- **SET TASK**: Transcribe the records below exactly.

- **SUPPLIED MATERIAL**:
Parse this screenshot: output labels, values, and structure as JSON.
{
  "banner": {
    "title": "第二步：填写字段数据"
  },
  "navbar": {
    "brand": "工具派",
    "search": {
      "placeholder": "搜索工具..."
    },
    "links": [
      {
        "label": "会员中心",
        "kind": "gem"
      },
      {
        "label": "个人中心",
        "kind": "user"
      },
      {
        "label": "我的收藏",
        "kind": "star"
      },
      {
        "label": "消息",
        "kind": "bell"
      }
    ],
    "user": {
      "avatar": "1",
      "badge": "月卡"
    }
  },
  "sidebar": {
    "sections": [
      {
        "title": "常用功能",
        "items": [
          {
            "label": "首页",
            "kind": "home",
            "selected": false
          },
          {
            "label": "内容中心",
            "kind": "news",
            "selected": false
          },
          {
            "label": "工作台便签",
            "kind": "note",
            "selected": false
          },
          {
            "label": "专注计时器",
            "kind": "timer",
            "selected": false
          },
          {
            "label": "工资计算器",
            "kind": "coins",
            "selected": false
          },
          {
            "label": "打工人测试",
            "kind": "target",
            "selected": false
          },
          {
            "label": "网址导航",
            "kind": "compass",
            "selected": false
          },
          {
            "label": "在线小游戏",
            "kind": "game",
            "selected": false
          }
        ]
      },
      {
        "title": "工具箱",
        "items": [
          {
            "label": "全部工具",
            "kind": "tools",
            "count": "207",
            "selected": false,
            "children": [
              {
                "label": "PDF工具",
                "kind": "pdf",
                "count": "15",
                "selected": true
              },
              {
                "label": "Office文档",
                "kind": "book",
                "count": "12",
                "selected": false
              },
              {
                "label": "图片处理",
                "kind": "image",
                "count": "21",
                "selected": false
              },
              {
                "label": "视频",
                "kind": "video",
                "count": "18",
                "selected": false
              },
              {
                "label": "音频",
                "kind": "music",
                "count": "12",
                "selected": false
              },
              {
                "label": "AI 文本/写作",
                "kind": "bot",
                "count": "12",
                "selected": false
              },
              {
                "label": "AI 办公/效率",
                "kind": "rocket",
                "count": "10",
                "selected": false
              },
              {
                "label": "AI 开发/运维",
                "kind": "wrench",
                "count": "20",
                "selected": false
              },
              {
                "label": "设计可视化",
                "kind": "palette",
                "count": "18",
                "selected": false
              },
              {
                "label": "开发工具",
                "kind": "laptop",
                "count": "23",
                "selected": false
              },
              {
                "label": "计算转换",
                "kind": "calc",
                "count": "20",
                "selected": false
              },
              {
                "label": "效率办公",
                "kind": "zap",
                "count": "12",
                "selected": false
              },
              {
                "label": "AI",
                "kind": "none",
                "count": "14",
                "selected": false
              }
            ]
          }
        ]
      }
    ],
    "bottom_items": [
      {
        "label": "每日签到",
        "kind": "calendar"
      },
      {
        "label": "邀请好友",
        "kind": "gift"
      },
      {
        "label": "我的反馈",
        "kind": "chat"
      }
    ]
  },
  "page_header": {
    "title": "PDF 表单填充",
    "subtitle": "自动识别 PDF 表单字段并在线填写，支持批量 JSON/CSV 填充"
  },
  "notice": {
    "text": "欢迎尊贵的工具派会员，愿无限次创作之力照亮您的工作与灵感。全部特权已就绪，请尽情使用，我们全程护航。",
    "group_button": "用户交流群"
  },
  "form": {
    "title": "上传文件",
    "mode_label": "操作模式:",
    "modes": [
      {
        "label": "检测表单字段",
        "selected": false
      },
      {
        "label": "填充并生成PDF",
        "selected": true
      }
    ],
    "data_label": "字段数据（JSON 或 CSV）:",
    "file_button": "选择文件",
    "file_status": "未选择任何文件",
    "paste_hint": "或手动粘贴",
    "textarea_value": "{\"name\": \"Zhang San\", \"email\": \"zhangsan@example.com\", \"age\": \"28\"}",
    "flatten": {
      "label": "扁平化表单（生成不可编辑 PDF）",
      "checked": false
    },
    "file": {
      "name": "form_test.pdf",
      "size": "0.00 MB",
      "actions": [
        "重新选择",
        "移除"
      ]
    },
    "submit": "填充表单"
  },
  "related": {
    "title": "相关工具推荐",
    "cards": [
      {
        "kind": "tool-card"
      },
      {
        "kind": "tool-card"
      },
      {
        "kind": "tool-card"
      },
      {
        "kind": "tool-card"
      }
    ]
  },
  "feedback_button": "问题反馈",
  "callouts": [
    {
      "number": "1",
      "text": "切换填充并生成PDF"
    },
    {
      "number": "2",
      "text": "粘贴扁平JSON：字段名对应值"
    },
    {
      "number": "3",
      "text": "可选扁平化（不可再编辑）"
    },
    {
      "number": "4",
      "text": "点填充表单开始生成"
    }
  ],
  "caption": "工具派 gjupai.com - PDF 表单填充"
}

- **SOLUTION TO THIS EXERCISE**:
Parse this screenshot: output labels, values, and structure as JSON.
{
  "banner": {
    "title": "第二步：填写字段数据"
  },
  "navbar": {
    "brand": "工具派",
    "search": {
      "placeholder": "搜索工具..."
    },
    "links": [
      {
        "label": "会员中心",
        "kind": "gem"
      },
      {
        "label": "个人中心",
        "kind": "user"
      },
      {
        "label": "我的收藏",
        "kind": "star"
      },
      {
        "label": "消息",
        "kind": "bell"
      }
    ],
    "user": {
      "avatar": "1",
      "badge": "月卡"
    }
  },
  "sidebar": {
    "sections": [
      {
        "title": "常用功能",
        "items": [
          {
            "label": "首页",
            "kind": "home",
            "selected": false
          },
          {
            "label": "内容中心",
            "kind": "news",
            "selected": false
          },
          {
            "label": "工作台便签",
            "kind": "note",
            "selected": false
          },
          {
            "label": "专注计时器",
            "kind": "timer",
            "selected": false
          },
          {
            "label": "工资计算器",
            "kind": "coins",
            "selected": false
          },
          {
            "label": "打工人测试",
            "kind": "target",
            "selected": false
          },
          {
            "label": "网址导航",
            "kind": "compass",
            "selected": false
          },
          {
            "label": "在线小游戏",
            "kind": "game",
            "selected": false
          }
        ]
      },
      {
        "title": "工具箱",
        "items": [
          {
            "label": "全部工具",
            "kind": "tools",
            "count": "207",
            "selected": false,
            "children": [
              {
                "label": "PDF工具",
                "kind": "pdf",
                "count": "15",
                "selected": true
              },
              {
                "label": "Office文档",
                "kind": "book",
                "count": "12",
                "selected": false
              },
              {
                "label": "图片处理",
                "kind": "image",
                "count": "21",
                "selected": false
              },
              {
                "label": "视频",
                "kind": "video",
                "count": "18",
                "selected": false
              },
              {
                "label": "音频",
                "kind": "music",
                "count": "12",
                "selected": false
              },
              {
                "label": "AI 文本/写作",
                "kind": "bot",
                "count": "12",
                "selected": false
              },
              {
                "label": "AI 办公/效率",
                "kind": "rocket",
                "count": "10",
                "selected": false
              },
              {
                "label": "AI 开发/运维",
                "kind": "wrench",
                "count": "20",
                "selected": false
              },
              {
                "label": "设计可视化",
                "kind": "palette",
                "count": "18",
                "selected": false
              },
              {
                "label": "开发工具",
                "kind": "laptop",
                "count": "23",
                "selected": false
              },
              {
                "label": "计算转换",
                "kind": "calc",
                "count": "20",
                "selected": false
              },
              {
                "label": "效率办公",
                "kind": "zap",
                "count": "12",
                "selected": false
              },
              {
                "label": "AI",
                "kind": "none",
                "count": "14",
                "selected": false
              }
            ]
          }
        ]
      }
    ],
    "bottom_items": [
      {
        "label": "每日签到",
        "kind": "calendar"
      },
      {
        "label": "邀请好友",
        "kind": "gift"
      },
      {
        "label": "我的反馈",
        "kind": "chat"
      }
    ]
  },
  "page_header": {
    "title": "PDF 表单填充",
    "subtitle": "自动识别 PDF 表单字段并在线填写，支持批量 JSON/CSV 填充"
  },
  "notice": {
    "text": "欢迎尊贵的工具派会员，愿无限次创作之力照亮您的工作与灵感。全部特权已就绪，请尽情使用，我们全程护航。",
    "group_button": "用户交流群"
  },
  "form": {
    "title": "上传文件",
    "mode_label": "操作模式:",
    "modes": [
      {
        "label": "检测表单字段",
        "selected": false
      },
      {
        "label": "填充并生成PDF",
        "selected": true
      }
    ],
    "data_label": "字段数据（JSON 或 CSV）:",
    "file_button": "选择文件",
    "file_status": "未选择任何文件",
    "paste_hint": "或手动粘贴",
    "textarea_value": "{\"name\": \"Zhang San\", \"email\": \"zhangsan@example.com\", \"age\": \"28\"}",
    "flatten": {
      "label": "扁平化表单（生成不可编辑 PDF）",
      "checked": false
    },
    "file": {
      "name": "form_test.pdf",
      "size": "0.00 MB",
      "actions": [
        "重新选择",
        "移除"
      ]
    },
    "submit": "填充表单"
  },
  "related": {
    "title": "相关工具推荐",
    "cards": [
      {
        "kind": "tool-card"
      },
      {
        "kind": "tool-card"
      },
      {
        "kind": "tool-card"
      },
      {
        "kind": "tool-card"
      }
    ]
  },
  "feedback_button": "问题反馈",
  "callouts": [
    {
      "number": "1",
      "text": "切换填充并生成PDF"
    },
    {
      "number": "2",
      "text": "粘贴扁平JSON：字段名对应值"
    },
    {
      "number": "3",
      "text": "可选扁平化（不可再编辑）"
    },
    {
      "number": "4",
      "text": "点填充表单开始生成"
    }
  ],
  "caption": "工具派 gjupai.com - PDF 表单填充"
}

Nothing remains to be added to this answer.